**INSTRUCTION**
Where the string "with" occurs in the material below, report the whole line.

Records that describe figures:
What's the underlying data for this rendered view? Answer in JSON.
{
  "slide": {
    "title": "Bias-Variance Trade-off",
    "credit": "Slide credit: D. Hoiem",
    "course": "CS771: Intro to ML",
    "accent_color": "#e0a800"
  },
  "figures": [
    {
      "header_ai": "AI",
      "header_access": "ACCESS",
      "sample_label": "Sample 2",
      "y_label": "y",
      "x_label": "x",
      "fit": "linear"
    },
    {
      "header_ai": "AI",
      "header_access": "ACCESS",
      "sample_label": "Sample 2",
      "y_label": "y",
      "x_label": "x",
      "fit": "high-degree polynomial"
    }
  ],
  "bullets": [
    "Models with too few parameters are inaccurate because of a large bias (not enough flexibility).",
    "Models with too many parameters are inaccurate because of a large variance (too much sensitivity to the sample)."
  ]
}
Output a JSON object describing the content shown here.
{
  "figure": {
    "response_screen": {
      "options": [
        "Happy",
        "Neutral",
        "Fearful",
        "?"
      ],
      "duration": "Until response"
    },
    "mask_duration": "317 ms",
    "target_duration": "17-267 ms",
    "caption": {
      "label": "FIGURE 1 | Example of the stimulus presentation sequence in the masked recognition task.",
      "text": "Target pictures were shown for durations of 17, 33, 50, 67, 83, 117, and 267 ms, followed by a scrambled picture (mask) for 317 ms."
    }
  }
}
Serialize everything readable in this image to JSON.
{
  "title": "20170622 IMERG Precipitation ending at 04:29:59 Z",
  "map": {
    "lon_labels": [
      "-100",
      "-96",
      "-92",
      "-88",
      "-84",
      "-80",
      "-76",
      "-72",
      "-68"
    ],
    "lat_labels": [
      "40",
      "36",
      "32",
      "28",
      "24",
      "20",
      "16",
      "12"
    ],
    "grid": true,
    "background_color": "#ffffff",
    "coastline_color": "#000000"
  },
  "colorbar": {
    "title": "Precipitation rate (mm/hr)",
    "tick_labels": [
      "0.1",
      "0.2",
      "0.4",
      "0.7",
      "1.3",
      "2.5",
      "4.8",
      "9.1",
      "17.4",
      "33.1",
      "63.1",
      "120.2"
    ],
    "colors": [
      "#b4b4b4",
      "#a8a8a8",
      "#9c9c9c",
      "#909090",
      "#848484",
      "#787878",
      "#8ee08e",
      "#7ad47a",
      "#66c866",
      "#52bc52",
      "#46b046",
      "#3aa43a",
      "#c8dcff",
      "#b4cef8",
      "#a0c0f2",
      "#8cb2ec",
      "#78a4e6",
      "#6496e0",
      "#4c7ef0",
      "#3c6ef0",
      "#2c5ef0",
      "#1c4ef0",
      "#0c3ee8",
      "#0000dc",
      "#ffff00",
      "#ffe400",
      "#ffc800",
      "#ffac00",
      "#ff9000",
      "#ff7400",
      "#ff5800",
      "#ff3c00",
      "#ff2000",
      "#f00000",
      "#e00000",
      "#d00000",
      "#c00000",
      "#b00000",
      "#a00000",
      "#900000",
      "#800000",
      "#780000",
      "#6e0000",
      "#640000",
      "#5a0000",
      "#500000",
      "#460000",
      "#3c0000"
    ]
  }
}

**FULL RESPONSE**
    "Models with too few parameters are inaccurate because of a large bias (not enough flexibility).",
    "Models with too many parameters are inaccurate because of a large variance (too much sensitivity to the sample)."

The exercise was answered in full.